* [Aim]:
Extract every line from the records below that contains the word "value".

* [Rows]:
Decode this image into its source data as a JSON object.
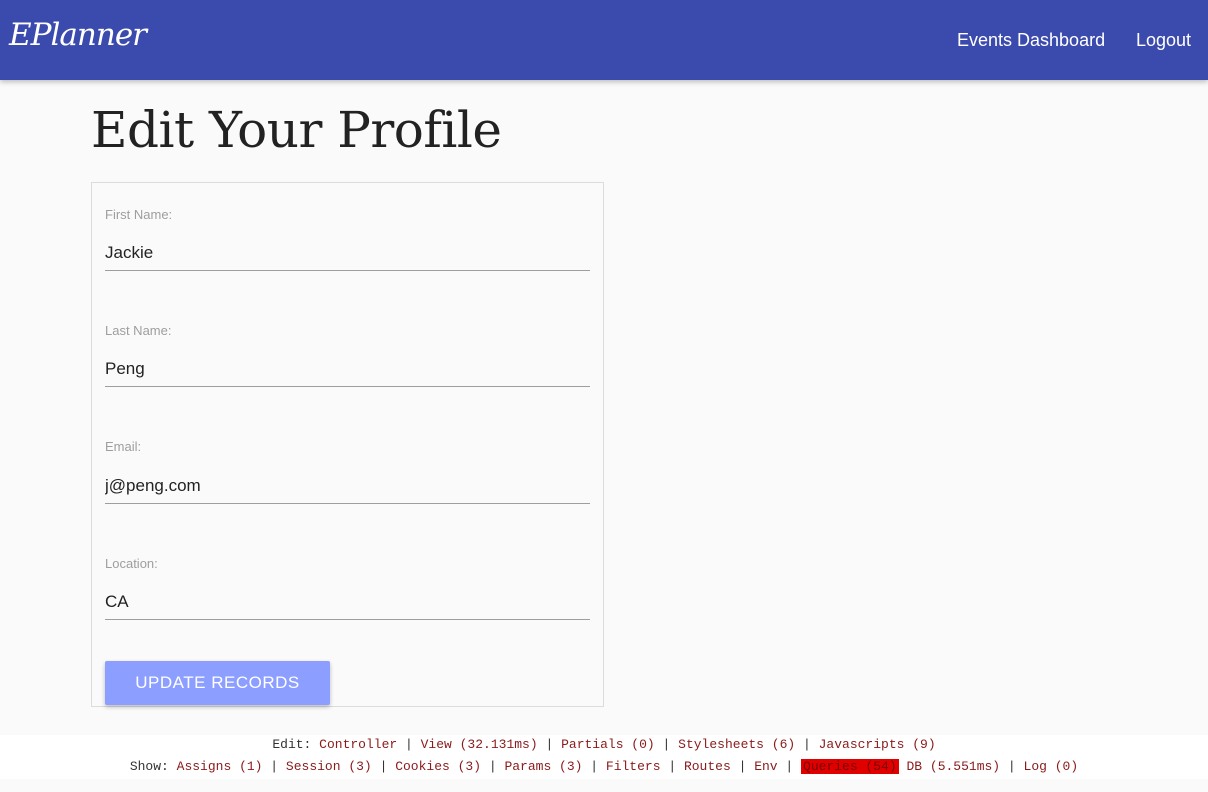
{
  "navbar": {
    "brand": "EPlanner",
    "links": [
      "Events Dashboard",
      "Logout"
    ]
  },
  "page": {
    "title": "Edit Your Profile"
  },
  "form": {
    "fields": [
      {
        "label": "First Name:",
        "value": "Jackie"
      },
      {
        "label": "Last Name:",
        "value": "Peng"
      },
      {
        "label": "Email:",
        "value": "j@peng.com"
      },
      {
        "label": "Location:",
        "value": "CA"
      }
    ],
    "submit_label": "UPDATE RECORDS"
  },
  "debug": {
    "edit_prefix": "Edit:",
    "edit_links": [
      "Controller",
      "View (32.131ms)",
      "Partials (0)",
      "Stylesheets (6)",
      "Javascripts (9)"
    ],
    "show_prefix": "Show:",
    "show_links": [
      "Assigns (1)",
      "Session (3)",
      "Cookies (3)",
      "Params (3)",
      "Filters",
      "Routes",
      "Env",
      "Queries (54)",
      "DB (5.551ms)",
      "Log (0)"
    ],
    "separator": "|",
    "highlight_color": "#e00000"
  },
  "colors": {
    "navbar": "#3b4aad",
    "button": "#8c9eff"
  }
}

* [Correct result]:
        "value": "Jackie"
        "value": "Peng"
        "value": "j@peng.com"
        "value": "CA"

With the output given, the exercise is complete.